TASK DESCRIPTION
Identify the lines holding "Ромашина" and copy them.

RECORDS
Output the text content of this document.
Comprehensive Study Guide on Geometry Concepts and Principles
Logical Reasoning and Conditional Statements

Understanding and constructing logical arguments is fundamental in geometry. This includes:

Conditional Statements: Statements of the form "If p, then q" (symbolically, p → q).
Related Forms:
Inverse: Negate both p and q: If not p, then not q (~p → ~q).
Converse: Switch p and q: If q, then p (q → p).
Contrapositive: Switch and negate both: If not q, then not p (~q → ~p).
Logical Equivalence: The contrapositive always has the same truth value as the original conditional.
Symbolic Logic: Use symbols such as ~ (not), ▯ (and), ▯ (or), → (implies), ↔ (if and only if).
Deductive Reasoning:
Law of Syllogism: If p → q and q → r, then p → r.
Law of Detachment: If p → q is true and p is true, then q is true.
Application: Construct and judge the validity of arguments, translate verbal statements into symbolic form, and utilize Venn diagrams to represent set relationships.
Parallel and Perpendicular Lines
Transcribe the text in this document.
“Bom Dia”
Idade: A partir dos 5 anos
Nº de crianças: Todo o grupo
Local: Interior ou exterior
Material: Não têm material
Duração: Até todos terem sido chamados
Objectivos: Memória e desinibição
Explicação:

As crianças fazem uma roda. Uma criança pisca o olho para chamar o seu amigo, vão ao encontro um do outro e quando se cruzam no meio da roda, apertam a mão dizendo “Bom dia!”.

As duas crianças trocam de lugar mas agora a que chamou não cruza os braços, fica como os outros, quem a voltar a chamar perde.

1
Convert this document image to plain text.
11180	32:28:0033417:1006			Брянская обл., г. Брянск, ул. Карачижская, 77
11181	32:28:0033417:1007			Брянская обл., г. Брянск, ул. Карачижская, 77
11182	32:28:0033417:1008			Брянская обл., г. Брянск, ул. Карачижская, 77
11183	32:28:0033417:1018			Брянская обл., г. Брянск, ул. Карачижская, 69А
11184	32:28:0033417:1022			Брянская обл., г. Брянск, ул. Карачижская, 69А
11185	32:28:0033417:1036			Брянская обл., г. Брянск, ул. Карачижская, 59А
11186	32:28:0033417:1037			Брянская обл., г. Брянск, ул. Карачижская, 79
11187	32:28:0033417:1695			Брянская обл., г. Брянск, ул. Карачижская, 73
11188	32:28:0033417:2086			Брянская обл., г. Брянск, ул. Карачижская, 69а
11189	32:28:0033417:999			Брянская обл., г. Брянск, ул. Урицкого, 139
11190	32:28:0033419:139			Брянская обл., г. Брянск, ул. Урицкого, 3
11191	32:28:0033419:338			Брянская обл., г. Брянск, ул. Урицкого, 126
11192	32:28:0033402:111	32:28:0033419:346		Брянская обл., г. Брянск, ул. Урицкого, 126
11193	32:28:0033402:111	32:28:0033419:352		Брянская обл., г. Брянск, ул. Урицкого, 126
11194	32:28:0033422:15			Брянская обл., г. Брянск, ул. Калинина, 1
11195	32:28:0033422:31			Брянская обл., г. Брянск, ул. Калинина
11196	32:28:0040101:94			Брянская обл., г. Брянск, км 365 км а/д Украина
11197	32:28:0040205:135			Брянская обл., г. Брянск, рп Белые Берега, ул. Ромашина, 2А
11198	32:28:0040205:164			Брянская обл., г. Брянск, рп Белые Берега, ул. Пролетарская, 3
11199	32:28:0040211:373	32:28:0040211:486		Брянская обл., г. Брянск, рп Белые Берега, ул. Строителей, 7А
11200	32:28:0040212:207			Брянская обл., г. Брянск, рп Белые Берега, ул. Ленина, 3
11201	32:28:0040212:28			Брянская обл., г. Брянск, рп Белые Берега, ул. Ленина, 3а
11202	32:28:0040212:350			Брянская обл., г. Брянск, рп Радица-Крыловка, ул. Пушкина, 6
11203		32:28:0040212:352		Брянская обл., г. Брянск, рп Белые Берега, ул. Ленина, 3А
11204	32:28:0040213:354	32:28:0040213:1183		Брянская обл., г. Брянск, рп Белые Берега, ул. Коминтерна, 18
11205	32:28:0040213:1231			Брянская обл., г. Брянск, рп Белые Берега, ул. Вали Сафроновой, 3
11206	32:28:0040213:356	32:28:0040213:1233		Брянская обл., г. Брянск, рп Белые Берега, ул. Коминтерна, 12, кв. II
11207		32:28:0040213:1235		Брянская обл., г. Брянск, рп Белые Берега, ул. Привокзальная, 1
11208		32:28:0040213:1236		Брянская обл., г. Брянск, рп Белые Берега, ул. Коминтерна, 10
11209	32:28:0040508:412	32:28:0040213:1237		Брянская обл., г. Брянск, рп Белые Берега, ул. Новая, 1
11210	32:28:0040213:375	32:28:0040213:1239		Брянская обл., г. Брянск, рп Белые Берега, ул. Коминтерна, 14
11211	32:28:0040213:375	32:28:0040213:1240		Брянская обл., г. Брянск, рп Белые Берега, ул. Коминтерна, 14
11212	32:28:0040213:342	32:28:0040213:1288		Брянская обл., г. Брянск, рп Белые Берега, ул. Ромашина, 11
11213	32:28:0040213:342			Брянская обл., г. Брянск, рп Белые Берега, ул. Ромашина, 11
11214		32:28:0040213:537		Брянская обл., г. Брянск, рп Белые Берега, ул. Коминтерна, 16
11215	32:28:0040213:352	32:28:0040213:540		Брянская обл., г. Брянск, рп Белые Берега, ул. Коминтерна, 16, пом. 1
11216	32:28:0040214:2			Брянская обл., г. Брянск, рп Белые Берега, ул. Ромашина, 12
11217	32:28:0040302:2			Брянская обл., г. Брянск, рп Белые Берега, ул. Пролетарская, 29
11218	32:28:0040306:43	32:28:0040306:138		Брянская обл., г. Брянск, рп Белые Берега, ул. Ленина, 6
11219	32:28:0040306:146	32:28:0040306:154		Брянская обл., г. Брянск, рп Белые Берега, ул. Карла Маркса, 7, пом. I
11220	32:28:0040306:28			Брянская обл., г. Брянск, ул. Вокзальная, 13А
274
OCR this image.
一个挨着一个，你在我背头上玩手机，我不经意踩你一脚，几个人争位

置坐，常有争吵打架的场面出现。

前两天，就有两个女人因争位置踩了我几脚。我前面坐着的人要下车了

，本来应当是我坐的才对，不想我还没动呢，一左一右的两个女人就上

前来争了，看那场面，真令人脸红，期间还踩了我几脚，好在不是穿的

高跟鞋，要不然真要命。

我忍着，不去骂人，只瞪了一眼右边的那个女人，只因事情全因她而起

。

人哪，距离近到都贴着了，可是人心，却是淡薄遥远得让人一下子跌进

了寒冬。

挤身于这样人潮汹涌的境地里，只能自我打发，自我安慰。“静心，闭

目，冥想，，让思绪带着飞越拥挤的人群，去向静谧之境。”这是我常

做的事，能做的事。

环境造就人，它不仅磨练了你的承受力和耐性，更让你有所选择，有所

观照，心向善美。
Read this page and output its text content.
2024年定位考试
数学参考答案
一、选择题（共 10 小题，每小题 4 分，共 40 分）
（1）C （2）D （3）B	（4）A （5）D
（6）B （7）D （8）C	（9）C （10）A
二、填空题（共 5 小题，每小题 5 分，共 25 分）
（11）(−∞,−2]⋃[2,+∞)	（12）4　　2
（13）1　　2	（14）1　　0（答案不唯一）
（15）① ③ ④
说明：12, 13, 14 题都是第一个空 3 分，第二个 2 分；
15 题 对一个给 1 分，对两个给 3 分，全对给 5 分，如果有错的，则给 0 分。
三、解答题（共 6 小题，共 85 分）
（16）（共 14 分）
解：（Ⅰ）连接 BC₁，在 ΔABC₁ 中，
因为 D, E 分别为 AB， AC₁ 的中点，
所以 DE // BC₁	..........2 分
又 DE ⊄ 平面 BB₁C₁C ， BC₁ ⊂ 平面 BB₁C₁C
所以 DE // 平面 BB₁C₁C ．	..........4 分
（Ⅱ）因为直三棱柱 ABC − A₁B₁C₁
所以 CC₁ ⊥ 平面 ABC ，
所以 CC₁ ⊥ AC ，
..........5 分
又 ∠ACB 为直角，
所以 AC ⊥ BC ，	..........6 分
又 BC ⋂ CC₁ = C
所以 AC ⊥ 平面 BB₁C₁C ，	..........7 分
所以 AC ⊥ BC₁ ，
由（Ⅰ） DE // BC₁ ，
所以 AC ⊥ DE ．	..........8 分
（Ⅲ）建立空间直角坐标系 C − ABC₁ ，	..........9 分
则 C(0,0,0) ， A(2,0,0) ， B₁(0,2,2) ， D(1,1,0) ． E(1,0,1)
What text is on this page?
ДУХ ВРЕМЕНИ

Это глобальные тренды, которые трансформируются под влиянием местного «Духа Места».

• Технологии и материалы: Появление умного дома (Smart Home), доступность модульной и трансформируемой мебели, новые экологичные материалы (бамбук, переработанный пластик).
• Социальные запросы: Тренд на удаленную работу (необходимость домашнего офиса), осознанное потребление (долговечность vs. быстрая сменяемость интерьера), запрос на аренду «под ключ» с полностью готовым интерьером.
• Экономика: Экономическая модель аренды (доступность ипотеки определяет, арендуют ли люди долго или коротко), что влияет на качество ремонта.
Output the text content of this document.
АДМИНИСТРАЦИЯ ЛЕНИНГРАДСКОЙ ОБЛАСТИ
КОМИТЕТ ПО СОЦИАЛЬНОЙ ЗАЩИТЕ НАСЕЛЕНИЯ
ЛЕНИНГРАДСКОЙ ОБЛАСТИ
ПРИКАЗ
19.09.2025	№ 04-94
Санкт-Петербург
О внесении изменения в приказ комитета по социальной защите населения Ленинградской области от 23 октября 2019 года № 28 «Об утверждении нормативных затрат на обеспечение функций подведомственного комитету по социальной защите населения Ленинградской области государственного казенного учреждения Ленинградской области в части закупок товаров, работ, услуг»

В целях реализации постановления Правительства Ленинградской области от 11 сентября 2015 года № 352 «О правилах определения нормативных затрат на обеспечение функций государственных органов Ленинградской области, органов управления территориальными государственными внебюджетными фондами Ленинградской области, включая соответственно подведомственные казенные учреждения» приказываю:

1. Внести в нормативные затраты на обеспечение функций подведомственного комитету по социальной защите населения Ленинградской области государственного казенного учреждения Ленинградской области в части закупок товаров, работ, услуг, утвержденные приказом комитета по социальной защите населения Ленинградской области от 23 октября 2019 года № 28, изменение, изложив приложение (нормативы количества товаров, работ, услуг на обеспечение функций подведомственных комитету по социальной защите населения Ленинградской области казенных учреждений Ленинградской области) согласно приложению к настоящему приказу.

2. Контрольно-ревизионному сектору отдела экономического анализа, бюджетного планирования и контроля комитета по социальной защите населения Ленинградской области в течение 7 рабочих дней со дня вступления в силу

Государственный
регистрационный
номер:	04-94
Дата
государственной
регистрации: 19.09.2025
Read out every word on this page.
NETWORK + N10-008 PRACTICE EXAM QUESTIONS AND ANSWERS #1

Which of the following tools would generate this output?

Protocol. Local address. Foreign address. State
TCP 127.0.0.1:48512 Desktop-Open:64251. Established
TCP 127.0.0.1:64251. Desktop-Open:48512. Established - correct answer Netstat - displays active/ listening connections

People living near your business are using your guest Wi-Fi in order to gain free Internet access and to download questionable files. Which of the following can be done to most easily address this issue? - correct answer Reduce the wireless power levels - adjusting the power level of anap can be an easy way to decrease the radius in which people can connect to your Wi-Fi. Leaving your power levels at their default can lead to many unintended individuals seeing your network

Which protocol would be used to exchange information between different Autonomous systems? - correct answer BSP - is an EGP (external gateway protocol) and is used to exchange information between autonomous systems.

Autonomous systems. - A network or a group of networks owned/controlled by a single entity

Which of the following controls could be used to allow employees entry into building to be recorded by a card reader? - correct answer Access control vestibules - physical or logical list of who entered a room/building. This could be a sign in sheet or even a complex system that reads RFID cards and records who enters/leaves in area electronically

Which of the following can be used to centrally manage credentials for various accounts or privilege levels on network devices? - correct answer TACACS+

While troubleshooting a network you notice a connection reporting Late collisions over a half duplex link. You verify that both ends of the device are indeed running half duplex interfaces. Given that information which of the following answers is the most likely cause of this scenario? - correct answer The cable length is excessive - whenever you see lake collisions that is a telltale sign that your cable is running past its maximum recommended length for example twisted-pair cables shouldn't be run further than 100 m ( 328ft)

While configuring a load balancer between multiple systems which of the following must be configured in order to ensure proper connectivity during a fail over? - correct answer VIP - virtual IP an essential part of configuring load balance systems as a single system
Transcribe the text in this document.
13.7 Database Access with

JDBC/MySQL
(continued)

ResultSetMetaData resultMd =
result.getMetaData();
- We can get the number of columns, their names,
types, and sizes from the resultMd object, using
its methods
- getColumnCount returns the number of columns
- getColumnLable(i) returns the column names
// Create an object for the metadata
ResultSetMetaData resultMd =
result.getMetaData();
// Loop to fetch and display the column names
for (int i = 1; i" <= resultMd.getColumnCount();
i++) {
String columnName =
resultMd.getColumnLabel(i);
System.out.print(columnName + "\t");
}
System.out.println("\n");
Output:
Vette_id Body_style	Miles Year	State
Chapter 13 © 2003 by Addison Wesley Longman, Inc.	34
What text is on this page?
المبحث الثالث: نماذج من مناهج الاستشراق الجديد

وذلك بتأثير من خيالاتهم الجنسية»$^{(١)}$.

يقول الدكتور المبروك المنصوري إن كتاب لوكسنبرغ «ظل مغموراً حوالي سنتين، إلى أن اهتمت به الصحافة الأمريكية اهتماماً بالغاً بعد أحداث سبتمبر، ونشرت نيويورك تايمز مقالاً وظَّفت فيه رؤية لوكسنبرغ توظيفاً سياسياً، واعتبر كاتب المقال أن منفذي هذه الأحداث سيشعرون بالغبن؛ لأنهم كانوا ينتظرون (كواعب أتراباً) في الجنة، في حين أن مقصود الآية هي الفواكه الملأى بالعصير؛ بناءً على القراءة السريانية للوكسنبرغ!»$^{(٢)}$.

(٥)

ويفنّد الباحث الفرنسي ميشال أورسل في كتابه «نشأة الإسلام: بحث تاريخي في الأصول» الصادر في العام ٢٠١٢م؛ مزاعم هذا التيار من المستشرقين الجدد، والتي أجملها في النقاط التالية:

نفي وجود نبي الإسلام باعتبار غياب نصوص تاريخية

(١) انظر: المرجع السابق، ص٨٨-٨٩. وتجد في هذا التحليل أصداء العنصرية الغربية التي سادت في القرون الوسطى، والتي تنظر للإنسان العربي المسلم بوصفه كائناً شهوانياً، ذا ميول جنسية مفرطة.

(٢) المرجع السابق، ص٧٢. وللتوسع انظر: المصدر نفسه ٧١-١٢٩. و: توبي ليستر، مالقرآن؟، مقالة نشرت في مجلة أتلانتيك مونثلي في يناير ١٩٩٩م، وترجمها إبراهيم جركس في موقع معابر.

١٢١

EXERCISE OUTPUT
11197	32:28:0040205:135			Брянская обл., г. Брянск, рп Белые Берега, ул. Ромашина, 2А
11212	32:28:0040213:342	32:28:0040213:1288		Брянская обл., г. Брянск, рп Белые Берега, ул. Ромашина, 11
11213	32:28:0040213:342			Брянская обл., г. Брянск, рп Белые Берега, ул. Ромашина, 11
11216	32:28:0040214:2			Брянская обл., г. Брянск, рп Белые Берега, ул. Ромашина, 12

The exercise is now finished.